Entries taken from a collection
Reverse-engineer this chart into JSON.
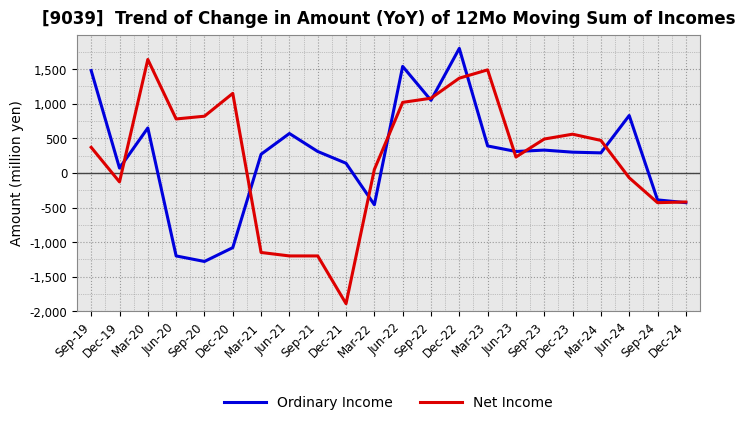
{
  "title": "[9039]  Trend of Change in Amount (YoY) of 12Mo Moving Sum of Incomes",
  "ylabel": "Amount (million yen)",
  "x_labels": [
    "Sep-19",
    "Dec-19",
    "Mar-20",
    "Jun-20",
    "Sep-20",
    "Dec-20",
    "Mar-21",
    "Jun-21",
    "Sep-21",
    "Dec-21",
    "Mar-22",
    "Jun-22",
    "Sep-22",
    "Dec-22",
    "Mar-23",
    "Jun-23",
    "Sep-23",
    "Dec-23",
    "Mar-24",
    "Jun-24",
    "Sep-24",
    "Dec-24"
  ],
  "ordinary_income": [
    1480,
    70,
    650,
    -1200,
    -1280,
    -1080,
    270,
    570,
    310,
    140,
    -460,
    1540,
    1050,
    1800,
    390,
    310,
    330,
    300,
    290,
    830,
    -390,
    -430
  ],
  "net_income": [
    370,
    -130,
    1640,
    780,
    820,
    1150,
    -1150,
    -1200,
    -1200,
    -1890,
    50,
    1020,
    1080,
    1370,
    1490,
    230,
    490,
    560,
    470,
    -70,
    -430,
    -420
  ],
  "ordinary_income_color": "#0000dd",
  "net_income_color": "#dd0000",
  "ylim": [
    -2000,
    2000
  ],
  "yticks": [
    -2000,
    -1500,
    -1000,
    -500,
    0,
    500,
    1000,
    1500
  ],
  "background_color": "#ffffff",
  "grid_color": "#999999",
  "linewidth": 2.2,
  "legend_ordinary": "Ordinary Income",
  "legend_net": "Net Income",
  "title_fontsize": 12,
  "axis_fontsize": 10,
  "tick_fontsize": 8.5,
  "plot_bg_color": "#e8e8e8"
}
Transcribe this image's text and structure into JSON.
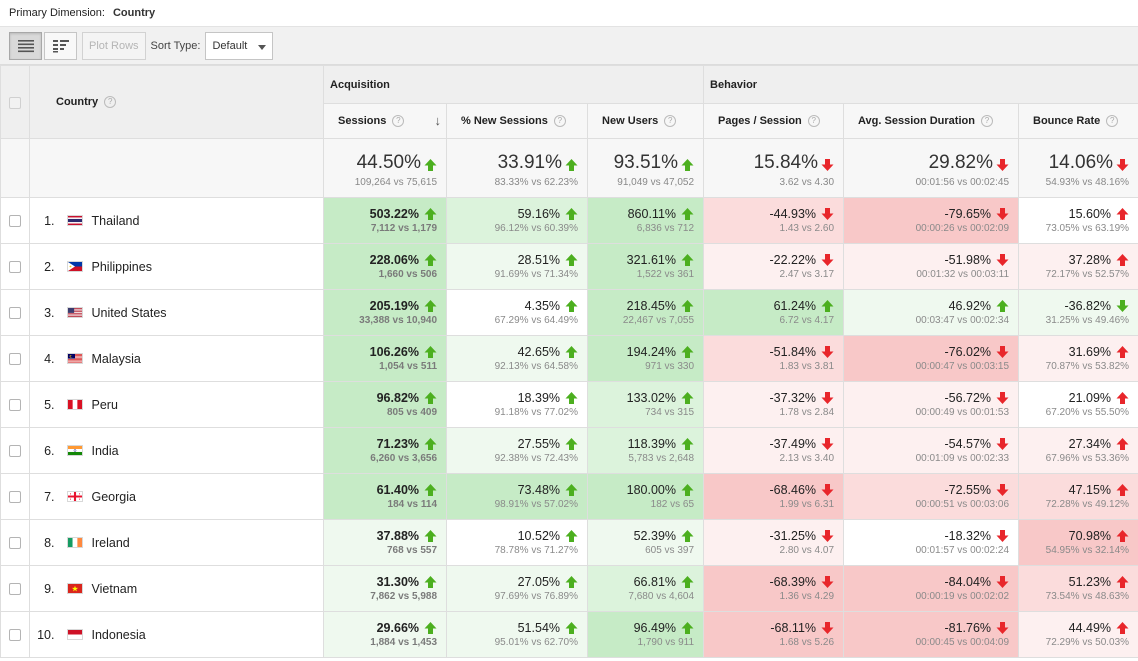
{
  "primary_dimension": {
    "label": "Primary Dimension:",
    "value": "Country"
  },
  "toolbar": {
    "plot_rows": "Plot Rows",
    "sort_type_label": "Sort Type:",
    "sort_type_value": "Default"
  },
  "groups": {
    "acquisition": "Acquisition",
    "behavior": "Behavior"
  },
  "columns": {
    "country": "Country",
    "sessions": "Sessions",
    "pct_new_sessions": "% New Sessions",
    "new_users": "New Users",
    "pages_session": "Pages / Session",
    "avg_session_duration": "Avg. Session Duration",
    "bounce_rate": "Bounce Rate"
  },
  "colors": {
    "up_green": "#4caf1f",
    "down_red": "#e8262b"
  },
  "summary": {
    "sessions": {
      "value": "44.50%",
      "detail": "109,264 vs 75,615",
      "dir": "up-green"
    },
    "pct_new_sessions": {
      "value": "33.91%",
      "detail": "83.33% vs 62.23%",
      "dir": "up-green"
    },
    "new_users": {
      "value": "93.51%",
      "detail": "91,049 vs 47,052",
      "dir": "up-green"
    },
    "pages_session": {
      "value": "15.84%",
      "detail": "3.62 vs 4.30",
      "dir": "down-red"
    },
    "avg_session_duration": {
      "value": "29.82%",
      "detail": "00:01:56 vs 00:02:45",
      "dir": "down-red"
    },
    "bounce_rate": {
      "value": "14.06%",
      "detail": "54.93% vs 48.16%",
      "dir": "down-red"
    }
  },
  "rows": [
    {
      "rank": "1.",
      "country": "Thailand",
      "flag": "thailand-flag",
      "sessions": {
        "value": "503.22%",
        "detail": "7,112 vs 1,179",
        "dir": "up-green",
        "shade": "g3"
      },
      "pct_new_sessions": {
        "value": "59.16%",
        "detail": "96.12% vs 60.39%",
        "dir": "up-green",
        "shade": "g2"
      },
      "new_users": {
        "value": "860.11%",
        "detail": "6,836 vs 712",
        "dir": "up-green",
        "shade": "g3"
      },
      "pages_session": {
        "value": "-44.93%",
        "detail": "1.43 vs 2.60",
        "dir": "down-red",
        "shade": "r2"
      },
      "avg_session_duration": {
        "value": "-79.65%",
        "detail": "00:00:26 vs 00:02:09",
        "dir": "down-red",
        "shade": "r3"
      },
      "bounce_rate": {
        "value": "15.60%",
        "detail": "73.05% vs 63.19%",
        "dir": "up-red",
        "shade": "n0"
      }
    },
    {
      "rank": "2.",
      "country": "Philippines",
      "flag": "philippines-flag",
      "sessions": {
        "value": "228.06%",
        "detail": "1,660 vs 506",
        "dir": "up-green",
        "shade": "g3"
      },
      "pct_new_sessions": {
        "value": "28.51%",
        "detail": "91.69% vs 71.34%",
        "dir": "up-green",
        "shade": "g1"
      },
      "new_users": {
        "value": "321.61%",
        "detail": "1,522 vs 361",
        "dir": "up-green",
        "shade": "g3"
      },
      "pages_session": {
        "value": "-22.22%",
        "detail": "2.47 vs 3.17",
        "dir": "down-red",
        "shade": "r1"
      },
      "avg_session_duration": {
        "value": "-51.98%",
        "detail": "00:01:32 vs 00:03:11",
        "dir": "down-red",
        "shade": "r1"
      },
      "bounce_rate": {
        "value": "37.28%",
        "detail": "72.17% vs 52.57%",
        "dir": "up-red",
        "shade": "r1"
      }
    },
    {
      "rank": "3.",
      "country": "United States",
      "flag": "united-states-flag",
      "sessions": {
        "value": "205.19%",
        "detail": "33,388 vs 10,940",
        "dir": "up-green",
        "shade": "g3"
      },
      "pct_new_sessions": {
        "value": "4.35%",
        "detail": "67.29% vs 64.49%",
        "dir": "up-green",
        "shade": "n0"
      },
      "new_users": {
        "value": "218.45%",
        "detail": "22,467 vs 7,055",
        "dir": "up-green",
        "shade": "g3"
      },
      "pages_session": {
        "value": "61.24%",
        "detail": "6.72 vs 4.17",
        "dir": "up-green",
        "shade": "g3"
      },
      "avg_session_duration": {
        "value": "46.92%",
        "detail": "00:03:47 vs 00:02:34",
        "dir": "up-green",
        "shade": "g1"
      },
      "bounce_rate": {
        "value": "-36.82%",
        "detail": "31.25% vs 49.46%",
        "dir": "down-green",
        "shade": "g1"
      }
    },
    {
      "rank": "4.",
      "country": "Malaysia",
      "flag": "malaysia-flag",
      "sessions": {
        "value": "106.26%",
        "detail": "1,054 vs 511",
        "dir": "up-green",
        "shade": "g3"
      },
      "pct_new_sessions": {
        "value": "42.65%",
        "detail": "92.13% vs 64.58%",
        "dir": "up-green",
        "shade": "g1"
      },
      "new_users": {
        "value": "194.24%",
        "detail": "971 vs 330",
        "dir": "up-green",
        "shade": "g3"
      },
      "pages_session": {
        "value": "-51.84%",
        "detail": "1.83 vs 3.81",
        "dir": "down-red",
        "shade": "r2"
      },
      "avg_session_duration": {
        "value": "-76.02%",
        "detail": "00:00:47 vs 00:03:15",
        "dir": "down-red",
        "shade": "r3"
      },
      "bounce_rate": {
        "value": "31.69%",
        "detail": "70.87% vs 53.82%",
        "dir": "up-red",
        "shade": "r1"
      }
    },
    {
      "rank": "5.",
      "country": "Peru",
      "flag": "peru-flag",
      "sessions": {
        "value": "96.82%",
        "detail": "805 vs 409",
        "dir": "up-green",
        "shade": "g3"
      },
      "pct_new_sessions": {
        "value": "18.39%",
        "detail": "91.18% vs 77.02%",
        "dir": "up-green",
        "shade": "n0"
      },
      "new_users": {
        "value": "133.02%",
        "detail": "734 vs 315",
        "dir": "up-green",
        "shade": "g2"
      },
      "pages_session": {
        "value": "-37.32%",
        "detail": "1.78 vs 2.84",
        "dir": "down-red",
        "shade": "r1"
      },
      "avg_session_duration": {
        "value": "-56.72%",
        "detail": "00:00:49 vs 00:01:53",
        "dir": "down-red",
        "shade": "r1"
      },
      "bounce_rate": {
        "value": "21.09%",
        "detail": "67.20% vs 55.50%",
        "dir": "up-red",
        "shade": "n0"
      }
    },
    {
      "rank": "6.",
      "country": "India",
      "flag": "india-flag",
      "sessions": {
        "value": "71.23%",
        "detail": "6,260 vs 3,656",
        "dir": "up-green",
        "shade": "g3"
      },
      "pct_new_sessions": {
        "value": "27.55%",
        "detail": "92.38% vs 72.43%",
        "dir": "up-green",
        "shade": "g1"
      },
      "new_users": {
        "value": "118.39%",
        "detail": "5,783 vs 2,648",
        "dir": "up-green",
        "shade": "g2"
      },
      "pages_session": {
        "value": "-37.49%",
        "detail": "2.13 vs 3.40",
        "dir": "down-red",
        "shade": "r1"
      },
      "avg_session_duration": {
        "value": "-54.57%",
        "detail": "00:01:09 vs 00:02:33",
        "dir": "down-red",
        "shade": "r1"
      },
      "bounce_rate": {
        "value": "27.34%",
        "detail": "67.96% vs 53.36%",
        "dir": "up-red",
        "shade": "r1"
      }
    },
    {
      "rank": "7.",
      "country": "Georgia",
      "flag": "georgia-flag",
      "sessions": {
        "value": "61.40%",
        "detail": "184 vs 114",
        "dir": "up-green",
        "shade": "g3"
      },
      "pct_new_sessions": {
        "value": "73.48%",
        "detail": "98.91% vs 57.02%",
        "dir": "up-green",
        "shade": "g3"
      },
      "new_users": {
        "value": "180.00%",
        "detail": "182 vs 65",
        "dir": "up-green",
        "shade": "g3"
      },
      "pages_session": {
        "value": "-68.46%",
        "detail": "1.99 vs 6.31",
        "dir": "down-red",
        "shade": "r3"
      },
      "avg_session_duration": {
        "value": "-72.55%",
        "detail": "00:00:51 vs 00:03:06",
        "dir": "down-red",
        "shade": "r2"
      },
      "bounce_rate": {
        "value": "47.15%",
        "detail": "72.28% vs 49.12%",
        "dir": "up-red",
        "shade": "r2"
      }
    },
    {
      "rank": "8.",
      "country": "Ireland",
      "flag": "ireland-flag",
      "sessions": {
        "value": "37.88%",
        "detail": "768 vs 557",
        "dir": "up-green",
        "shade": "g1"
      },
      "pct_new_sessions": {
        "value": "10.52%",
        "detail": "78.78% vs 71.27%",
        "dir": "up-green",
        "shade": "n0"
      },
      "new_users": {
        "value": "52.39%",
        "detail": "605 vs 397",
        "dir": "up-green",
        "shade": "g1"
      },
      "pages_session": {
        "value": "-31.25%",
        "detail": "2.80 vs 4.07",
        "dir": "down-red",
        "shade": "r1"
      },
      "avg_session_duration": {
        "value": "-18.32%",
        "detail": "00:01:57 vs 00:02:24",
        "dir": "down-red",
        "shade": "n0"
      },
      "bounce_rate": {
        "value": "70.98%",
        "detail": "54.95% vs 32.14%",
        "dir": "up-red",
        "shade": "r3"
      }
    },
    {
      "rank": "9.",
      "country": "Vietnam",
      "flag": "vietnam-flag",
      "sessions": {
        "value": "31.30%",
        "detail": "7,862 vs 5,988",
        "dir": "up-green",
        "shade": "g1"
      },
      "pct_new_sessions": {
        "value": "27.05%",
        "detail": "97.69% vs 76.89%",
        "dir": "up-green",
        "shade": "g1"
      },
      "new_users": {
        "value": "66.81%",
        "detail": "7,680 vs 4,604",
        "dir": "up-green",
        "shade": "g2"
      },
      "pages_session": {
        "value": "-68.39%",
        "detail": "1.36 vs 4.29",
        "dir": "down-red",
        "shade": "r3"
      },
      "avg_session_duration": {
        "value": "-84.04%",
        "detail": "00:00:19 vs 00:02:02",
        "dir": "down-red",
        "shade": "r3"
      },
      "bounce_rate": {
        "value": "51.23%",
        "detail": "73.54% vs 48.63%",
        "dir": "up-red",
        "shade": "r2"
      }
    },
    {
      "rank": "10.",
      "country": "Indonesia",
      "flag": "indonesia-flag",
      "sessions": {
        "value": "29.66%",
        "detail": "1,884 vs 1,453",
        "dir": "up-green",
        "shade": "g1"
      },
      "pct_new_sessions": {
        "value": "51.54%",
        "detail": "95.01% vs 62.70%",
        "dir": "up-green",
        "shade": "g1"
      },
      "new_users": {
        "value": "96.49%",
        "detail": "1,790 vs 911",
        "dir": "up-green",
        "shade": "g3"
      },
      "pages_session": {
        "value": "-68.11%",
        "detail": "1.68 vs 5.26",
        "dir": "down-red",
        "shade": "r3"
      },
      "avg_session_duration": {
        "value": "-81.76%",
        "detail": "00:00:45 vs 00:04:09",
        "dir": "down-red",
        "shade": "r3"
      },
      "bounce_rate": {
        "value": "44.49%",
        "detail": "72.29% vs 50.03%",
        "dir": "up-red",
        "shade": "r1"
      }
    }
  ]
}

■ Instruction:
Pick out the lines containing the string "flag" and show them.

■ Finished task:
      "flag": "thailand-flag",
      "flag": "philippines-flag",
      "flag": "united-states-flag",
      "flag": "malaysia-flag",
      "flag": "peru-flag",
      "flag": "india-flag",
      "flag": "georgia-flag",
      "flag": "ireland-flag",
      "flag": "vietnam-flag",
      "flag": "indonesia-flag",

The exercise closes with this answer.